=== EXTRACTED ENTRIES ===

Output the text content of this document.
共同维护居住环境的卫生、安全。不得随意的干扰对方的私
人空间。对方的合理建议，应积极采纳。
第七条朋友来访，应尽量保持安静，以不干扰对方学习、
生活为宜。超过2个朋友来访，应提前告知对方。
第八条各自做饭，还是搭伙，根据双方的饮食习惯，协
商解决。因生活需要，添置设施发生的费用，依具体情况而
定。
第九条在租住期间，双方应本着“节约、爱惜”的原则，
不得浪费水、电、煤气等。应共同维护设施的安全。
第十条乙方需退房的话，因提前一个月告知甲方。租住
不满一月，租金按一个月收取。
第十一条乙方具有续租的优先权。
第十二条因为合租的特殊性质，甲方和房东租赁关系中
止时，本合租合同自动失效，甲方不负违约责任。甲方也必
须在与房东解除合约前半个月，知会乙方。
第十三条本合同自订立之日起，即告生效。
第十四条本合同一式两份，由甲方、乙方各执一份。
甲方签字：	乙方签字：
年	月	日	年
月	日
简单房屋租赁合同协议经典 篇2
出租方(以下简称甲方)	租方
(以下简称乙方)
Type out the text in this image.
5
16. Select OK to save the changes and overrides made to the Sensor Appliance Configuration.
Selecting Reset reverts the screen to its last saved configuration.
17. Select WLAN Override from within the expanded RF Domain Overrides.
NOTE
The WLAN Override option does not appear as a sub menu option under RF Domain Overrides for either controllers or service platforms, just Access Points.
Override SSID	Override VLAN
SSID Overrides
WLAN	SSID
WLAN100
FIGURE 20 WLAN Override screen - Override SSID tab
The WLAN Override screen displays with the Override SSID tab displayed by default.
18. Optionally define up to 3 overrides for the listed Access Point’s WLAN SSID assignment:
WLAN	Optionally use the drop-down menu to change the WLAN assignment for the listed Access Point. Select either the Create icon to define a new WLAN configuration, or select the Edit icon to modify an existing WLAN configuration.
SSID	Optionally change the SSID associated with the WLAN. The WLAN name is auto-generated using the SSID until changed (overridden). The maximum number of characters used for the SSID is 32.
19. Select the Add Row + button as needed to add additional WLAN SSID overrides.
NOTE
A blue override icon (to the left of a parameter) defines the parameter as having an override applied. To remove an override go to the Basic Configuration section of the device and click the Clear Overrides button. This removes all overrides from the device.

=== WHAT YOU SHOULD DO ===
Return each line of the data that contains the string "listed".

=== EXERCISE RESULT ===
18. Optionally define up to 3 overrides for the listed Access Point’s WLAN SSID assignment:
WLAN	Optionally use the drop-down menu to change the WLAN assignment for the listed Access Point. Select either the Create icon to define a new WLAN configuration, or select the Edit icon to modify an existing WLAN configuration.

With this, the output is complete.